# Problem requirements
Filter the entries, keeping every line with the word "bracket".

Data entries
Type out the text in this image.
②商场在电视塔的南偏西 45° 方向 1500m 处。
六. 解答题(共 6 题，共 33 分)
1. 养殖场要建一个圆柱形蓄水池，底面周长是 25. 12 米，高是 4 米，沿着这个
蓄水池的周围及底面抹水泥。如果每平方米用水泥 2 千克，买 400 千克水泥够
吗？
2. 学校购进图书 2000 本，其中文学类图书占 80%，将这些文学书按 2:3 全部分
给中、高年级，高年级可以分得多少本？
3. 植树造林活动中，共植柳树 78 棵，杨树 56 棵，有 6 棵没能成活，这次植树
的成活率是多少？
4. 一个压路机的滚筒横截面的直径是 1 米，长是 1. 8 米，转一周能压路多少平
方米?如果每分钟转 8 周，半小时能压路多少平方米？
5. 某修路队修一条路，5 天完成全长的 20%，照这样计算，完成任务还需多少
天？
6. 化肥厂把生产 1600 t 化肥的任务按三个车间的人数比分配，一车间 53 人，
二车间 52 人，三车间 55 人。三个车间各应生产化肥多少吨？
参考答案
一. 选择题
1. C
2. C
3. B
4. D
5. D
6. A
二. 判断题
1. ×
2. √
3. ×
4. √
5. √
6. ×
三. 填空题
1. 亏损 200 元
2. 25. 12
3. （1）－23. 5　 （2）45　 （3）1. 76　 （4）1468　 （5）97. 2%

...

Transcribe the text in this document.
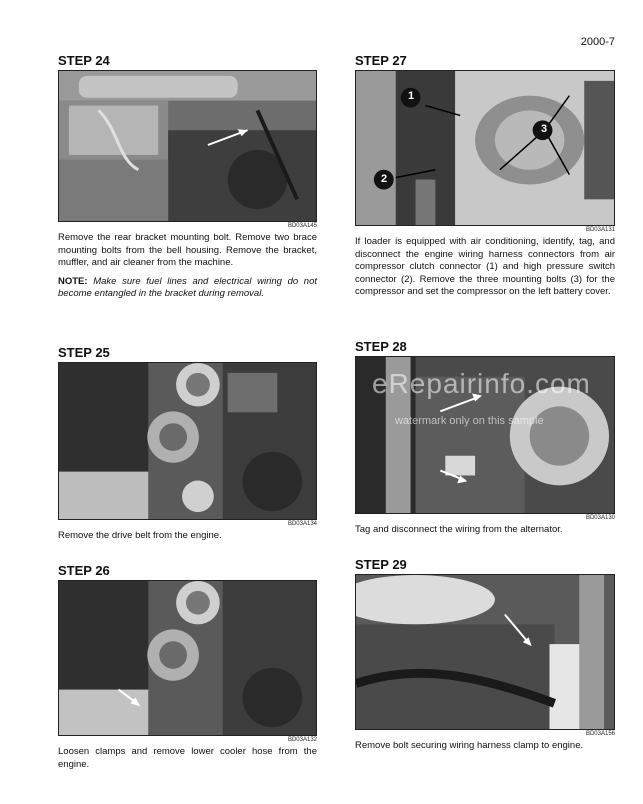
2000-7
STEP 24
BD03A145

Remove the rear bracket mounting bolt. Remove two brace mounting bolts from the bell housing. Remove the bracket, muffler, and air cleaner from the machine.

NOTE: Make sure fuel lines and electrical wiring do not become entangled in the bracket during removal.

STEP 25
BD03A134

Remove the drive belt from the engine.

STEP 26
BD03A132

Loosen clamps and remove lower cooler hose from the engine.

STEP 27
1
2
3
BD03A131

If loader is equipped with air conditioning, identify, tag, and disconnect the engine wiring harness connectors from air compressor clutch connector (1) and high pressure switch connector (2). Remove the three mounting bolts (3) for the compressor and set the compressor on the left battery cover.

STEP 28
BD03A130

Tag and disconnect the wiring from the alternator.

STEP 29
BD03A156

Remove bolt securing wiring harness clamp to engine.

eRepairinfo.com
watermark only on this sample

==

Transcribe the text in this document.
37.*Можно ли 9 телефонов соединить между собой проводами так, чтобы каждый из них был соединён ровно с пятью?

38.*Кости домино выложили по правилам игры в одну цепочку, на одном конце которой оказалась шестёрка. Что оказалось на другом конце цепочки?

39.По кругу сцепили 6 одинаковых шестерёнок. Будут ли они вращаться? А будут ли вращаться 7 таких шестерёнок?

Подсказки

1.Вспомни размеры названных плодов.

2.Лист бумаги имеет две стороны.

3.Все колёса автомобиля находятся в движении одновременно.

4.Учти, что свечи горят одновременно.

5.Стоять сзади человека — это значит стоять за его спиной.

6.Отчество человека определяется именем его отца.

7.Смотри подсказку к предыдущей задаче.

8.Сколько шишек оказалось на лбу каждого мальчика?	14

# Expected answer
Remove the rear bracket mounting bolt. Remove two brace mounting bolts from the bell housing. Remove the bracket, muffler, and air cleaner from the machine.
NOTE: Make sure fuel lines and electrical wiring do not become entangled in the bracket during removal.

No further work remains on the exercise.